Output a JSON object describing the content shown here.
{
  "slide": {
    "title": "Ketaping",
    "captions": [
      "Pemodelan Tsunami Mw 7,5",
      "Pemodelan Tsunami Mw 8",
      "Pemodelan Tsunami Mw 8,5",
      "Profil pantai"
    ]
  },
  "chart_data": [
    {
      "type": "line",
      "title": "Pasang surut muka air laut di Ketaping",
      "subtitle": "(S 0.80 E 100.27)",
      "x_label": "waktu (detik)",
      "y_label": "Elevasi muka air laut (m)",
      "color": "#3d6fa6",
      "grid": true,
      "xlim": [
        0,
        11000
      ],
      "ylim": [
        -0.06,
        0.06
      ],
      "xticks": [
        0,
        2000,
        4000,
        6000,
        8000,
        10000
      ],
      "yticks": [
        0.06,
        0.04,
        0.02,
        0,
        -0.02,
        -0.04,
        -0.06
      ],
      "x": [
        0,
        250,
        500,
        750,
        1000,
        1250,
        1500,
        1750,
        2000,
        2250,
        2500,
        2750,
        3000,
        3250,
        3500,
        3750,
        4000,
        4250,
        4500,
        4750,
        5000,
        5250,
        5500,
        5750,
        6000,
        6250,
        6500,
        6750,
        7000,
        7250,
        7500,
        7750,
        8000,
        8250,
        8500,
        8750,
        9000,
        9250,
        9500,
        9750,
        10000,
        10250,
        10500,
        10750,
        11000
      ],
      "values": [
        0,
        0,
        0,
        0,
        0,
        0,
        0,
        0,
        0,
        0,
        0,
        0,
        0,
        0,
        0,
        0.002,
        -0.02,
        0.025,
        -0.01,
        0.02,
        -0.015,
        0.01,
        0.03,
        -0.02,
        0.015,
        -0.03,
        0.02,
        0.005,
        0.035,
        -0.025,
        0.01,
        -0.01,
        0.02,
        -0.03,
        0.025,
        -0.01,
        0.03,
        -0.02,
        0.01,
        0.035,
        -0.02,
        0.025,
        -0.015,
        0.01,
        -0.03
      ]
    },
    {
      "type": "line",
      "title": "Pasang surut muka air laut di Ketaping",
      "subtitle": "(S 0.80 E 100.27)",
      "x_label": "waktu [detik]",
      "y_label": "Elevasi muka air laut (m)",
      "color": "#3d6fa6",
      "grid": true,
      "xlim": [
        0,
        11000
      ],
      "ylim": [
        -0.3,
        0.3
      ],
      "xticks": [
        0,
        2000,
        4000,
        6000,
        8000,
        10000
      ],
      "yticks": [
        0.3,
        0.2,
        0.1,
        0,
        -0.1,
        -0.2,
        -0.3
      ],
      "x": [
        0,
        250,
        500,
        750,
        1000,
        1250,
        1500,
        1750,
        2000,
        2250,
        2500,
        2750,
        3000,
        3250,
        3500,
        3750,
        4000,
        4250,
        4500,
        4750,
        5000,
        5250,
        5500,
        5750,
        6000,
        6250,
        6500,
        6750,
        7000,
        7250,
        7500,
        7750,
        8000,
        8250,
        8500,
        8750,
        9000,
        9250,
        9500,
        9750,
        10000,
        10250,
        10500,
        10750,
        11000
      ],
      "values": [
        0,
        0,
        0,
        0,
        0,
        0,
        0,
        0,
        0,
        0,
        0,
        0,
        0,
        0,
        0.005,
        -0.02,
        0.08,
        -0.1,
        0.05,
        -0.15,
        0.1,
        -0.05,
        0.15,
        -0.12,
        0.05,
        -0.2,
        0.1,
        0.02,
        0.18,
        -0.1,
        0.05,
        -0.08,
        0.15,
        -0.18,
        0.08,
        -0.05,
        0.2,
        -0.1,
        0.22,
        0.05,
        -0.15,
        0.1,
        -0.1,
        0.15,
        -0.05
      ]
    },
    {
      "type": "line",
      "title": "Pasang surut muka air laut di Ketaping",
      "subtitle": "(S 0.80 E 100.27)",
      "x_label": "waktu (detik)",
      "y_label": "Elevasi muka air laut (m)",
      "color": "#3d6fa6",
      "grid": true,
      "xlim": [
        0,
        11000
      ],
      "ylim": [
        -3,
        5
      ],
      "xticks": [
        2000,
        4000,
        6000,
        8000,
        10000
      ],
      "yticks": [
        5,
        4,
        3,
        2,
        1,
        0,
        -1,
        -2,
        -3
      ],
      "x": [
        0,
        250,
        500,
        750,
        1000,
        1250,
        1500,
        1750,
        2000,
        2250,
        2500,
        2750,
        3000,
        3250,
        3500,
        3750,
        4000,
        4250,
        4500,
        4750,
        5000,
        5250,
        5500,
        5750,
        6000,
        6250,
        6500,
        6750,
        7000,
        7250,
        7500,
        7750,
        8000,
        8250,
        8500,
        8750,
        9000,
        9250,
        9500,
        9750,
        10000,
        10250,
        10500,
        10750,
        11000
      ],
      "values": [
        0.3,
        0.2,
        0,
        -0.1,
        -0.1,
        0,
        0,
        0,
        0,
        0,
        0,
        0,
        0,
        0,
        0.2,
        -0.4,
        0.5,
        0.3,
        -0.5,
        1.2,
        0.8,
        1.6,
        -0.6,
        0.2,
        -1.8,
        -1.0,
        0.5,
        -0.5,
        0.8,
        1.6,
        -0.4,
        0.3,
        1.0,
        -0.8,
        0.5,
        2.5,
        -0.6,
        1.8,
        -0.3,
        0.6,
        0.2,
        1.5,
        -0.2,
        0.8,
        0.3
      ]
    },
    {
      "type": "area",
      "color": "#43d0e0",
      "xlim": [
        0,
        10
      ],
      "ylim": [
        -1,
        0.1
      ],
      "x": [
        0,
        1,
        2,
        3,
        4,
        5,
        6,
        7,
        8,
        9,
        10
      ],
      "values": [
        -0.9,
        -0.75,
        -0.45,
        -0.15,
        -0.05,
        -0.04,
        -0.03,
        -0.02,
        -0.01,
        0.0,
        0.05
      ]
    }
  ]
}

§ **What is expected**: Using the material above, print every entry exactly as written.

§ **Solution below**:
Output a JSON object describing the content shown here.
{
  "slide": {
    "title": "Ketaping",
    "captions": [
      "Pemodelan Tsunami Mw 7,5",
      "Pemodelan Tsunami Mw 8",
      "Pemodelan Tsunami Mw 8,5",
      "Profil pantai"
    ]
  },
  "chart_data": [
    {
      "type": "line",
      "title": "Pasang surut muka air laut di Ketaping",
      "subtitle": "(S 0.80 E 100.27)",
      "x_label": "waktu (detik)",
      "y_label": "Elevasi muka air laut (m)",
      "color": "#3d6fa6",
      "grid": true,
      "xlim": [
        0,
        11000
      ],
      "ylim": [
        -0.06,
        0.06
      ],
      "xticks": [
        0,
        2000,
        4000,
        6000,
        8000,
        10000
      ],
      "yticks": [
        0.06,
        0.04,
        0.02,
        0,
        -0.02,
        -0.04,
        -0.06
      ],
      "x": [
        0,
        250,
        500,
        750,
        1000,
        1250,
        1500,
        1750,
        2000,
        2250,
        2500,
        2750,
        3000,
        3250,
        3500,
        3750,
        4000,
        4250,
        4500,
        4750,
        5000,
        5250,
        5500,
        5750,
        6000,
        6250,
        6500,
        6750,
        7000,
        7250,
        7500,
        7750,
        8000,
        8250,
        8500,
        8750,
        9000,
        9250,
        9500,
        9750,
        10000,
        10250,
        10500,
        10750,
        11000
      ],
      "values": [
        0,
        0,
        0,
        0,
        0,
        0,
        0,
        0,
        0,
        0,
        0,
        0,
        0,
        0,
        0,
        0.002,
        -0.02,
        0.025,
        -0.01,
        0.02,
        -0.015,
        0.01,
        0.03,
        -0.02,
        0.015,
        -0.03,
        0.02,
        0.005,
        0.035,
        -0.025,
        0.01,
        -0.01,
        0.02,
        -0.03,
        0.025,
        -0.01,
        0.03,
        -0.02,
        0.01,
        0.035,
        -0.02,
        0.025,
        -0.015,
        0.01,
        -0.03
      ]
    },
    {
      "type": "line",
      "title": "Pasang surut muka air laut di Ketaping",
      "subtitle": "(S 0.80 E 100.27)",
      "x_label": "waktu [detik]",
      "y_label": "Elevasi muka air laut (m)",
      "color": "#3d6fa6",
      "grid": true,
      "xlim": [
        0,
        11000
      ],
      "ylim": [
        -0.3,
        0.3
      ],
      "xticks": [
        0,
        2000,
        4000,
        6000,
        8000,
        10000
      ],
      "yticks": [
        0.3,
        0.2,
        0.1,
        0,
        -0.1,
        -0.2,
        -0.3
      ],
      "x": [
        0,
        250,
        500,
        750,
        1000,
        1250,
        1500,
        1750,
        2000,
        2250,
        2500,
        2750,
        3000,
        3250,
        3500,
        3750,
        4000,
        4250,
        4500,
        4750,
        5000,
        5250,
        5500,
        5750,
        6000,
        6250,
        6500,
        6750,
        7000,
        7250,
        7500,
        7750,
        8000,
        8250,
        8500,
        8750,
        9000,
        9250,
        9500,
        9750,
        10000,
        10250,
        10500,
        10750,
        11000
      ],
      "values": [
        0,
        0,
        0,
        0,
        0,
        0,
        0,
        0,
        0,
        0,
        0,
        0,
        0,
        0,
        0.005,
        -0.02,
        0.08,
        -0.1,
        0.05,
        -0.15,
        0.1,
        -0.05,
        0.15,
        -0.12,
        0.05,
        -0.2,
        0.1,
        0.02,
        0.18,
        -0.1,
        0.05,
        -0.08,
        0.15,
        -0.18,
        0.08,
        -0.05,
        0.2,
        -0.1,
        0.22,
        0.05,
        -0.15,
        0.1,
        -0.1,
        0.15,
        -0.05
      ]
    },
    {
      "type": "line",
      "title": "Pasang surut muka air laut di Ketaping",
      "subtitle": "(S 0.80 E 100.27)",
      "x_label": "waktu (detik)",
      "y_label": "Elevasi muka air laut (m)",
      "color": "#3d6fa6",
      "grid": true,
      "xlim": [
        0,
        11000
      ],
      "ylim": [
        -3,
        5
      ],
      "xticks": [
        2000,
        4000,
        6000,
        8000,
        10000
      ],
      "yticks": [
        5,
        4,
        3,
        2,
        1,
        0,
        -1,
        -2,
        -3
      ],
      "x": [
        0,
        250,
        500,
        750,
        1000,
        1250,
        1500,
        1750,
        2000,
        2250,
        2500,
        2750,
        3000,
        3250,
        3500,
        3750,
        4000,
        4250,
        4500,
        4750,
        5000,
        5250,
        5500,
        5750,
        6000,
        6250,
        6500,
        6750,
        7000,
        7250,
        7500,
        7750,
        8000,
        8250,
        8500,
        8750,
        9000,
        9250,
        9500,
        9750,
        10000,
        10250,
        10500,
        10750,
        11000
      ],
      "values": [
        0.3,
        0.2,
        0,
        -0.1,
        -0.1,
        0,
        0,
        0,
        0,
        0,
        0,
        0,
        0,
        0,
        0.2,
        -0.4,
        0.5,
        0.3,
        -0.5,
        1.2,
        0.8,
        1.6,
        -0.6,
        0.2,
        -1.8,
        -1.0,
        0.5,
        -0.5,
        0.8,
        1.6,
        -0.4,
        0.3,
        1.0,
        -0.8,
        0.5,
        2.5,
        -0.6,
        1.8,
        -0.3,
        0.6,
        0.2,
        1.5,
        -0.2,
        0.8,
        0.3
      ]
    },
    {
      "type": "area",
      "color": "#43d0e0",
      "xlim": [
        0,
        10
      ],
      "ylim": [
        -1,
        0.1
      ],
      "x": [
        0,
        1,
        2,
        3,
        4,
        5,
        6,
        7,
        8,
        9,
        10
      ],
      "values": [
        -0.9,
        -0.75,
        -0.45,
        -0.15,
        -0.05,
        -0.04,
        -0.03,
        -0.02,
        -0.01,
        0.0,
        0.05
      ]
    }
  ]
}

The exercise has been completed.